*** Opening of Selected extract ***

Tuesday, April 15, 2014

I'mmmm Here (Said In My Best Poltergeist Voice)

Greetings and Salutations, (this was written Sunday)
     It has been one week today that I arrived in California. I am so very excited but I have to admit out loud that I am taken mildly aback that I still have some adjusting to the culture shock that is San Francisco and California. It has been five years since I have lived here and I thought that totally counted. I have humbly discovered that even with prior experience, there is still plenty of readjusting ahead of me.
     I have been spending time this week thinking about how change effects us. Even self inflicted, change is stressful. In order to have the best experience possible while on this journey of change I will redirect my brain gently back to the present as much as possible when I get worked up about the next step before I get to it. Wondering when I will get a full time job. Worrying about the slightly (tongue in cheek) overwhelming process of deciding what part of the city, including outside of it, to live. Will I run out of savings before I land a job. One thing at a time. Breathe.
     Change. Its a challenging, often difficult to process to navigate. We naturally long for predictability in our lives. It makes us feel safe and secure. I guess that is a perspective I have never thought about until now. Change as a process, not just a feeling to be rated from 0-10 scale of unbearable  to most comfortable. It really is a process that you have to go through to get to the other side.
     That is why your temperament has everything to do with your interpretation of the effect the process has on you. One man's trench to wallow in is another man's mountain to conquer. Crappy all the way or surrender best you can and become one with the process. The choice, while rarely easy nor completely impossible is simply, complicatedly (is this a word?) up to the individual. Nothing is forever and what was uncomfortable yesterday with patience becomes tomorrows pleasure. I chose to see the mountain.
     This morning while I was eating breakfast I was enjoying TV (I haven't had cable since June last year). I was surfing and settled on a sermon with Joel OSteen already in progress.

*** Close of Selected extract ***
*** Opening of Source material ***

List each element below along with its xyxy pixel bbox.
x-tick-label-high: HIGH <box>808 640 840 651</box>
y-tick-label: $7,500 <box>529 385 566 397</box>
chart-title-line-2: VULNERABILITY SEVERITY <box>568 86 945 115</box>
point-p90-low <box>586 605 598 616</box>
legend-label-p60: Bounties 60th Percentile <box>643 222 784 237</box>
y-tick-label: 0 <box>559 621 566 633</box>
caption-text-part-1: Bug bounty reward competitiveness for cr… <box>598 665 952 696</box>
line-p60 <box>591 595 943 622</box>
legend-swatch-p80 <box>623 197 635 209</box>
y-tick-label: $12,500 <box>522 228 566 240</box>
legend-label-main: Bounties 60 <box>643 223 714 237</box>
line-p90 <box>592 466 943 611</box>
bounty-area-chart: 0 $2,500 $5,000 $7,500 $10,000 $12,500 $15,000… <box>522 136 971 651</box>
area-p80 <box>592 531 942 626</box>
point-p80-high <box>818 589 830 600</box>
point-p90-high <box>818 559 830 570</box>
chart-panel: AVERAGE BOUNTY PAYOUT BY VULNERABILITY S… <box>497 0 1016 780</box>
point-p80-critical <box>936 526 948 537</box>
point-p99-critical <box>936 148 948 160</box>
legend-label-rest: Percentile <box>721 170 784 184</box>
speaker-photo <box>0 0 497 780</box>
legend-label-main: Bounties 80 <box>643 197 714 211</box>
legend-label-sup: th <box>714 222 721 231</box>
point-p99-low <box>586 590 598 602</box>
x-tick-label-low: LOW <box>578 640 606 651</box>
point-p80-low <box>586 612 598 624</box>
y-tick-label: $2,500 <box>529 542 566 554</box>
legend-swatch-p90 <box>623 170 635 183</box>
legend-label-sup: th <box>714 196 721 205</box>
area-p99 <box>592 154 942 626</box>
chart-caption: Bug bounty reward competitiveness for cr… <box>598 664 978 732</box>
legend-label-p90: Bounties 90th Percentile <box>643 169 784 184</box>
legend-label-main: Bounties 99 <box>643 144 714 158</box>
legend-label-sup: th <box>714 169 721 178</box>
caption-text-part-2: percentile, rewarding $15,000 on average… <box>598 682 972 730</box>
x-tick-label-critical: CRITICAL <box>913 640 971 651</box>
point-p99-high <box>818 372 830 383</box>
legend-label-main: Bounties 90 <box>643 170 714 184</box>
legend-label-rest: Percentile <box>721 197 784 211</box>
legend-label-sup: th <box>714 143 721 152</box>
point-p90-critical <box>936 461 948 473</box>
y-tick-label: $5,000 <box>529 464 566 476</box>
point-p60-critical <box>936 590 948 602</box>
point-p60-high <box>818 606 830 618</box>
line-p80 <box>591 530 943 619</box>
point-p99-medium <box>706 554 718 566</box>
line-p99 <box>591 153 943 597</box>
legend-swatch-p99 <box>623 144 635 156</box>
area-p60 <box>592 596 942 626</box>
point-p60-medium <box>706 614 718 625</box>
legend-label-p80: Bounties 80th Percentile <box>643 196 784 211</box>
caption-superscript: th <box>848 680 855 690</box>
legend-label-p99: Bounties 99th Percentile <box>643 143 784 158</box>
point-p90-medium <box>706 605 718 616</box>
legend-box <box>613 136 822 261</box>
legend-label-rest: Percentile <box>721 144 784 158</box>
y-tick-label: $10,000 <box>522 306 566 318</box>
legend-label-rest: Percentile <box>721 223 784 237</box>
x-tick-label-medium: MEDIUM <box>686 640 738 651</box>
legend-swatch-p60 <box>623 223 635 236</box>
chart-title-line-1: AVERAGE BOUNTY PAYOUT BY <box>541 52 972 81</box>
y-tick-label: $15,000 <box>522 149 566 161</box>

*** Close of Source material ***

→ Task 1:
Answer these questions about the blog post on moving back to California:
(a) How long had the writer been in California when the post was written?
(b) How many years had passed since the writer last lived there?
(c) Since when has the writer gone without cable?
→ Task 2: Write the next part of the blog post on moving back to California, picking up right after its last sentence.
The records are separate material and have nothing to do with the blog post.

→ Answer box 1:
(a) One week.
(b) Five years.
(c) Since June of the previous year.

→ Answer box 2:
     It was about being satisfied where ever you are in your current season (of life) even if it isn't quite where you want to be. To not fall into the trap of the proverbial carrot that dangles in front of you of contentment/satisfaction. If I get____, then I will be happy. If I get this or that job or this or that apartment/house then I'll be happy. Problem is human nature teaches us (if we pay attention) "then" never comes. Its always replaced with something else. We can get stuck in a life of discontentment/dissatisfaction. This was a very timely sermon. It reminded me of where I honestly do try to keep myself. Satisfaction with the moment I am in, while still keeping my eye on the goal.
     No matter how long it takes you to attain the goals you set for yourself in life never stop trying to get there. I can honestly say that if I wasn't as driven as I was for some things I can't even explain, I would have never made this move to California. I would have changed my mind a multitude of times along the way.
     I am still scared now. I just keep forging ahead. I will see this through success or fail. What I am trying to say is your journey has to be your own. It has to have meaning and have teeth for you and no one else. When you get scared and want to chicken out along the way, you have to have the fortitude to stick with your original plan because of what it means to you. That comes only from within you.
     I will take the time to remind myself when I get scared of the changes I am under going, it is a process like anything else in life and this too shall pass. This too shall improve and get better with time. I need to be as relaxed as possible to make the best choices along the way I can so that the outcome exceeds my expectations and fears. How can I really lose if I exceed either one of those two things?